begin Data for this task

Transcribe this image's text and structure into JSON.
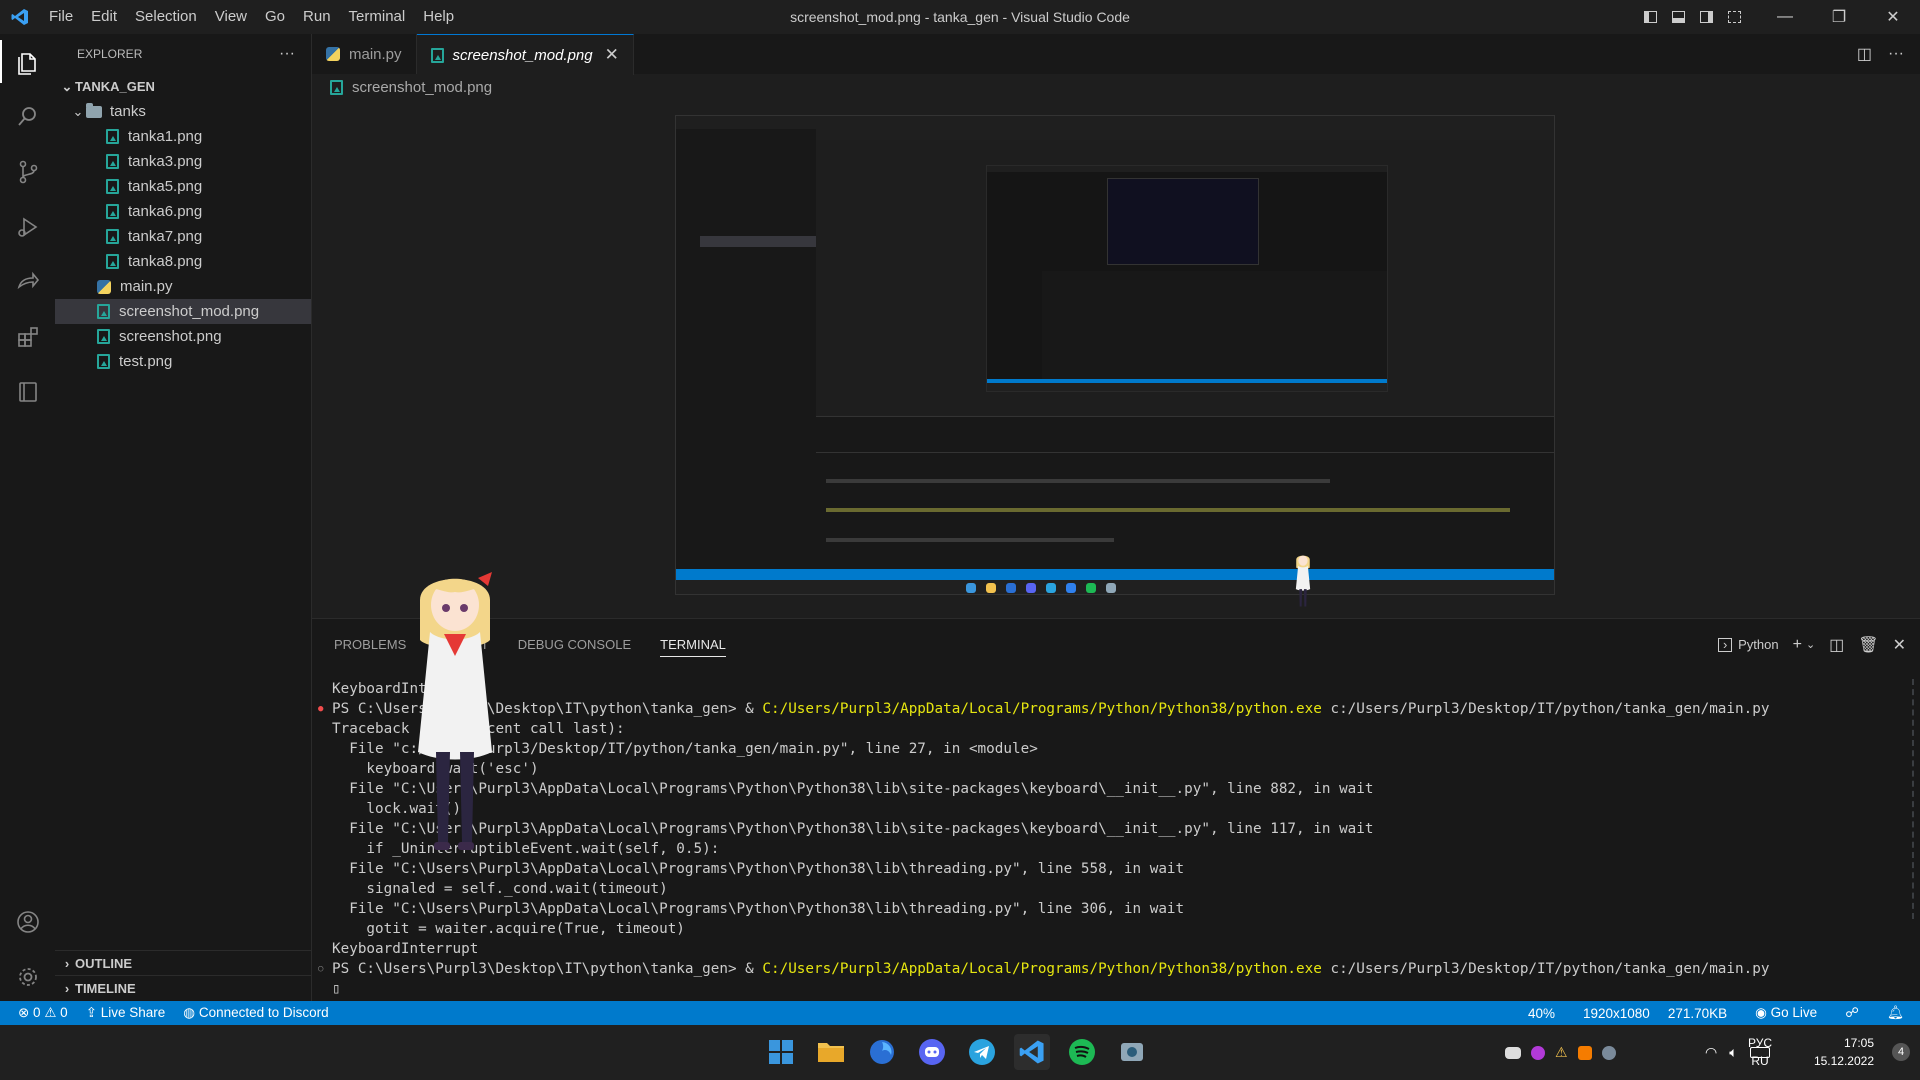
{
  "titlebar": {
    "menu": [
      "File",
      "Edit",
      "Selection",
      "View",
      "Go",
      "Run",
      "Terminal",
      "Help"
    ],
    "title": "screenshot_mod.png - tanka_gen - Visual Studio Code"
  },
  "sidebar": {
    "header": "EXPLORER",
    "root": "TANKA_GEN",
    "folder": "tanks",
    "tanks_files": [
      "tanka1.png",
      "tanka3.png",
      "tanka5.png",
      "tanka6.png",
      "tanka7.png",
      "tanka8.png"
    ],
    "files": [
      "main.py",
      "screenshot_mod.png",
      "screenshot.png",
      "test.png"
    ],
    "outline": "OUTLINE",
    "timeline": "TIMELINE"
  },
  "tabs": {
    "tab1": "main.py",
    "tab2": "screenshot_mod.png"
  },
  "breadcrumb": "screenshot_mod.png",
  "panel": {
    "tabs": [
      "PROBLEMS",
      "OUTPUT",
      "DEBUG CONSOLE",
      "TERMINAL"
    ],
    "shell": "Python"
  },
  "terminal": {
    "l1": "KeyboardInterrupt",
    "l2_prompt": "PS C:\\Users\\Purpl3\\Desktop\\IT\\python\\tanka_gen> & ",
    "l2_exe": "C:/Users/Purpl3/AppData/Local/Programs/Python/Python38/python.exe",
    "l2_arg": " c:/Users/Purpl3/Desktop/IT/python/tanka_gen/main.py",
    "l3": "Traceback (most recent call last):",
    "l4": "  File \"c:/Users/Purpl3/Desktop/IT/python/tanka_gen/main.py\", line 27, in <module>",
    "l5": "    keyboard.wait('esc')",
    "l6": "  File \"C:\\Users\\Purpl3\\AppData\\Local\\Programs\\Python\\Python38\\lib\\site-packages\\keyboard\\__init__.py\", line 882, in wait",
    "l7": "    lock.wait()",
    "l8": "  File \"C:\\Users\\Purpl3\\AppData\\Local\\Programs\\Python\\Python38\\lib\\site-packages\\keyboard\\__init__.py\", line 117, in wait",
    "l9": "    if _UninterruptibleEvent.wait(self, 0.5):",
    "l10": "  File \"C:\\Users\\Purpl3\\AppData\\Local\\Programs\\Python\\Python38\\lib\\threading.py\", line 558, in wait",
    "l11": "    signaled = self._cond.wait(timeout)",
    "l12": "  File \"C:\\Users\\Purpl3\\AppData\\Local\\Programs\\Python\\Python38\\lib\\threading.py\", line 306, in wait",
    "l13": "    gotit = waiter.acquire(True, timeout)",
    "l14": "KeyboardInterrupt",
    "cursor": "▯"
  },
  "statusbar": {
    "problems": "⊗ 0 ⚠ 0",
    "liveshare": "Live Share",
    "discord": "Connected to Discord",
    "zoom": "40%",
    "dims": "1920x1080",
    "size": "271.70KB",
    "golive": "Go Live"
  },
  "taskbar": {
    "lang1": "РУС",
    "lang2": "RU",
    "time": "17:05",
    "date": "15.12.2022",
    "badge": "4"
  },
  "colors": {
    "accent": "#007acc",
    "terminal_yellow": "#e5e510",
    "image_icon": "#26a69a"
  }
}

end Data for this task

Please transcribe the material above exactly as written. Leave the pictures out.

§ **Written response**:
Transcribe this image's text and structure into JSON.
{
  "titlebar": {
    "menu": [
      "File",
      "Edit",
      "Selection",
      "View",
      "Go",
      "Run",
      "Terminal",
      "Help"
    ],
    "title": "screenshot_mod.png - tanka_gen - Visual Studio Code"
  },
  "sidebar": {
    "header": "EXPLORER",
    "root": "TANKA_GEN",
    "folder": "tanks",
    "tanks_files": [
      "tanka1.png",
      "tanka3.png",
      "tanka5.png",
      "tanka6.png",
      "tanka7.png",
      "tanka8.png"
    ],
    "files": [
      "main.py",
      "screenshot_mod.png",
      "screenshot.png",
      "test.png"
    ],
    "outline": "OUTLINE",
    "timeline": "TIMELINE"
  },
  "tabs": {
    "tab1": "main.py",
    "tab2": "screenshot_mod.png"
  },
  "breadcrumb": "screenshot_mod.png",
  "panel": {
    "tabs": [
      "PROBLEMS",
      "OUTPUT",
      "DEBUG CONSOLE",
      "TERMINAL"
    ],
    "shell": "Python"
  },
  "terminal": {
    "l1": "KeyboardInterrupt",
    "l2_prompt": "PS C:\\Users\\Purpl3\\Desktop\\IT\\python\\tanka_gen> & ",
    "l2_exe": "C:/Users/Purpl3/AppData/Local/Programs/Python/Python38/python.exe",
    "l2_arg": " c:/Users/Purpl3/Desktop/IT/python/tanka_gen/main.py",
    "l3": "Traceback (most recent call last):",
    "l4": "  File \"c:/Users/Purpl3/Desktop/IT/python/tanka_gen/main.py\", line 27, in <module>",
    "l5": "    keyboard.wait('esc')",
    "l6": "  File \"C:\\Users\\Purpl3\\AppData\\Local\\Programs\\Python\\Python38\\lib\\site-packages\\keyboard\\__init__.py\", line 882, in wait",
    "l7": "    lock.wait()",
    "l8": "  File \"C:\\Users\\Purpl3\\AppData\\Local\\Programs\\Python\\Python38\\lib\\site-packages\\keyboard\\__init__.py\", line 117, in wait",
    "l9": "    if _UninterruptibleEvent.wait(self, 0.5):",
    "l10": "  File \"C:\\Users\\Purpl3\\AppData\\Local\\Programs\\Python\\Python38\\lib\\threading.py\", line 558, in wait",
    "l11": "    signaled = self._cond.wait(timeout)",
    "l12": "  File \"C:\\Users\\Purpl3\\AppData\\Local\\Programs\\Python\\Python38\\lib\\threading.py\", line 306, in wait",
    "l13": "    gotit = waiter.acquire(True, timeout)",
    "l14": "KeyboardInterrupt",
    "cursor": "▯"
  },
  "statusbar": {
    "problems": "⊗ 0 ⚠ 0",
    "liveshare": "Live Share",
    "discord": "Connected to Discord",
    "zoom": "40%",
    "dims": "1920x1080",
    "size": "271.70KB",
    "golive": "Go Live"
  },
  "taskbar": {
    "lang1": "РУС",
    "lang2": "RU",
    "time": "17:05",
    "date": "15.12.2022",
    "badge": "4"
  },
  "colors": {
    "accent": "#007acc",
    "terminal_yellow": "#e5e510",
    "image_icon": "#26a69a"
  }
}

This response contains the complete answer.